Collected data entries
★ ★ ★ ★ ★ ★ ★
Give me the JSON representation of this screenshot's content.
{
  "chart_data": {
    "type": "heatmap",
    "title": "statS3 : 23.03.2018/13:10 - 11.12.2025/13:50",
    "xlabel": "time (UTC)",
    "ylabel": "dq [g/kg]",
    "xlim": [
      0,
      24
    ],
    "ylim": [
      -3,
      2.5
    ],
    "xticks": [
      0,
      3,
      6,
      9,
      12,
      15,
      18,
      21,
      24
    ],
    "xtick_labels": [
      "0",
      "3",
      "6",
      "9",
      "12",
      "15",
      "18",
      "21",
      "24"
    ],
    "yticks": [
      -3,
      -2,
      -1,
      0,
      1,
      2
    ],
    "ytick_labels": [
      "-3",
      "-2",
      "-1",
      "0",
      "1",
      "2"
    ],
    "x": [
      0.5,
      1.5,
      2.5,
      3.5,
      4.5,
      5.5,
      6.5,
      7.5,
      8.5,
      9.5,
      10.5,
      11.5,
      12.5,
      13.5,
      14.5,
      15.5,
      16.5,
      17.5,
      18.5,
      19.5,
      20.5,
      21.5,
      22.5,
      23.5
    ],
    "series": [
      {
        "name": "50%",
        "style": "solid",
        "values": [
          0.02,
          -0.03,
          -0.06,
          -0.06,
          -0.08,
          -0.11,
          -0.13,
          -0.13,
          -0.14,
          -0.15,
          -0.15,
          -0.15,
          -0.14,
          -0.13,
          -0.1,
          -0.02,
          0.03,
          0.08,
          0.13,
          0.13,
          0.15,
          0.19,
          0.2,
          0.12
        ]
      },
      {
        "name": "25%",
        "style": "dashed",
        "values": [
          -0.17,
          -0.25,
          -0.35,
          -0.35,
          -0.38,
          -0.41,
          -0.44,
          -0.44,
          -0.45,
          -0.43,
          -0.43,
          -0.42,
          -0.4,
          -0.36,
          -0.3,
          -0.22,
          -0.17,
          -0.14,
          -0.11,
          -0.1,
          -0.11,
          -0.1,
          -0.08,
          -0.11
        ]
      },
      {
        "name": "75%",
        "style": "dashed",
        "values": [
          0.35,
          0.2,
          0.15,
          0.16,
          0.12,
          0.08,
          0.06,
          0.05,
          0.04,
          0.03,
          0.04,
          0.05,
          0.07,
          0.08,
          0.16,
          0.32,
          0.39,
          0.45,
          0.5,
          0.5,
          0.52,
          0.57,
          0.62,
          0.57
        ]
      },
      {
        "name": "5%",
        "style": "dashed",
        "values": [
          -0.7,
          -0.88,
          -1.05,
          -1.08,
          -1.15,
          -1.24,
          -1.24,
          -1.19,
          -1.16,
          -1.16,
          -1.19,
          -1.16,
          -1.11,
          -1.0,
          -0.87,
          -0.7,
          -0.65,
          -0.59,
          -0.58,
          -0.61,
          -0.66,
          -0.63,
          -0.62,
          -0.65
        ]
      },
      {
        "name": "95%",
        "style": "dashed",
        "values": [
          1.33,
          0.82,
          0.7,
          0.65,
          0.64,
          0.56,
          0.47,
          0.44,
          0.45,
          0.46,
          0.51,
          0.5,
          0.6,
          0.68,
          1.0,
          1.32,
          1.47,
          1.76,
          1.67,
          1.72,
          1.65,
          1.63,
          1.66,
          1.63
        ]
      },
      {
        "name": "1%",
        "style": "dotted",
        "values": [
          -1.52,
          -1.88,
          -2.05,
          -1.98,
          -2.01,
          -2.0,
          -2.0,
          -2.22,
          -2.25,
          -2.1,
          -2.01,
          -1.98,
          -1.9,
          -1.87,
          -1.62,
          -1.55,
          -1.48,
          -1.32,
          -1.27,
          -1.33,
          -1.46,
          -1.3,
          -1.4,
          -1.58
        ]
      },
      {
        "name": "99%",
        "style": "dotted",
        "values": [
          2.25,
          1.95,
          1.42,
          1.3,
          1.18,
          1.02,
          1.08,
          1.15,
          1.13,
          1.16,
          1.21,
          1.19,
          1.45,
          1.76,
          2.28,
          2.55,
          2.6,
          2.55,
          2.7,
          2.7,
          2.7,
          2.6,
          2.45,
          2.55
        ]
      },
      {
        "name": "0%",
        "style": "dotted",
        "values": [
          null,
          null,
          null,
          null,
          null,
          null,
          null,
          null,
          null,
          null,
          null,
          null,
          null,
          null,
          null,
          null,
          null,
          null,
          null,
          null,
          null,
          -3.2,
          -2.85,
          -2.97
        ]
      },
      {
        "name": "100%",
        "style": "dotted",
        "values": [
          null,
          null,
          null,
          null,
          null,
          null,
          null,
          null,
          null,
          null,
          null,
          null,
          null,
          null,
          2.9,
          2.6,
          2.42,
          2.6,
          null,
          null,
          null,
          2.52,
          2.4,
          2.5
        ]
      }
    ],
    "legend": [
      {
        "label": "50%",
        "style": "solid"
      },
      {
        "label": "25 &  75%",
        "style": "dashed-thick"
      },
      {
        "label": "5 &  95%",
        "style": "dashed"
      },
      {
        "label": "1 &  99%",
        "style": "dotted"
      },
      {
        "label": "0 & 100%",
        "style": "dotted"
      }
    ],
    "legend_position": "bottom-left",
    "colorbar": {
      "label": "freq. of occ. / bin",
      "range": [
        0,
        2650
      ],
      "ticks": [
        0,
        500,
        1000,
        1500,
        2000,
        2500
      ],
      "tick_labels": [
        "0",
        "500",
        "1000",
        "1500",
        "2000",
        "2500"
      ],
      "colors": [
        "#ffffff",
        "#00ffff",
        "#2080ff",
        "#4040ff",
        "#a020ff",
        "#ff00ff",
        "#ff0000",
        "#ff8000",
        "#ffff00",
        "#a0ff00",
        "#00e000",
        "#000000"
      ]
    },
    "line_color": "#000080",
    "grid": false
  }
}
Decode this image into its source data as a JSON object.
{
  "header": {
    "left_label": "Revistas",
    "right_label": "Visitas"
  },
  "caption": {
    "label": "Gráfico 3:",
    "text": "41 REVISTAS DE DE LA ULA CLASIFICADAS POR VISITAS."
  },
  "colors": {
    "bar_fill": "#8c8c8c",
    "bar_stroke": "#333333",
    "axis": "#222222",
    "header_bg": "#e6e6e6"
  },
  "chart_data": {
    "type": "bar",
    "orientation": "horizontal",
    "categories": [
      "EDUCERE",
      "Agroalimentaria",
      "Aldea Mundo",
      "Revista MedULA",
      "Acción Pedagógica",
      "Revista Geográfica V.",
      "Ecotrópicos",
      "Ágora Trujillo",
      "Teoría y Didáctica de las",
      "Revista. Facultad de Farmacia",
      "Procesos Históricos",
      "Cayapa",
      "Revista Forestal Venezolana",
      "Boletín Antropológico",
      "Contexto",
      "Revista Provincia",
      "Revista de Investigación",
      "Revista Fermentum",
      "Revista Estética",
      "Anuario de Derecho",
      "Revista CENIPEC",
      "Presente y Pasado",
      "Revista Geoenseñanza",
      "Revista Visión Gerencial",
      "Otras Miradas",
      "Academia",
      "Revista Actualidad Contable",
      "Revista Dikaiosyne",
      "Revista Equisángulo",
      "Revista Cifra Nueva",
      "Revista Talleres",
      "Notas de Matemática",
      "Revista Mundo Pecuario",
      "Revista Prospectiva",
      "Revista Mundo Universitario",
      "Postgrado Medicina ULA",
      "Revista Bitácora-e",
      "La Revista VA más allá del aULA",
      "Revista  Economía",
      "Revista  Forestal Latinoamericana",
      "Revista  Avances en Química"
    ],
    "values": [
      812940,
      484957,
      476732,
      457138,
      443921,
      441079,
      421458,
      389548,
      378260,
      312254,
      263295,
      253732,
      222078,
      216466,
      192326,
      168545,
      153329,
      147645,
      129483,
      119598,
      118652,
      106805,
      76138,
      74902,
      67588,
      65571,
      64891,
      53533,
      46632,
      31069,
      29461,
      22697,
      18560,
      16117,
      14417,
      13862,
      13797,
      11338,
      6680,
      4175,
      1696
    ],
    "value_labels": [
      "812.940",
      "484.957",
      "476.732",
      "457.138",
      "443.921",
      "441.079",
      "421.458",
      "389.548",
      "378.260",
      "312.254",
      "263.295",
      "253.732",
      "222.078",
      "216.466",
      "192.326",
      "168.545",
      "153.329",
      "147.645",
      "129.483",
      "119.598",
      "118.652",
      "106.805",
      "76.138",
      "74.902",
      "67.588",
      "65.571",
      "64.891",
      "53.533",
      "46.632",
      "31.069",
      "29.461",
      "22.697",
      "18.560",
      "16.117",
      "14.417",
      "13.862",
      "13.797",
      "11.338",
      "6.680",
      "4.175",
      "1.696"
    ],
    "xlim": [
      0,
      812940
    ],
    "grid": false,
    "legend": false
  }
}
★ ★ ★ ★ ★ ★ ★
THE EXERCISE. Extract every line from the records above that contains the word "Mundo".

SOLUTION FOR THIS EXERCISE.
      "Aldea Mundo",
      "Revista Mundo Pecuario",
      "Revista Mundo Universitario",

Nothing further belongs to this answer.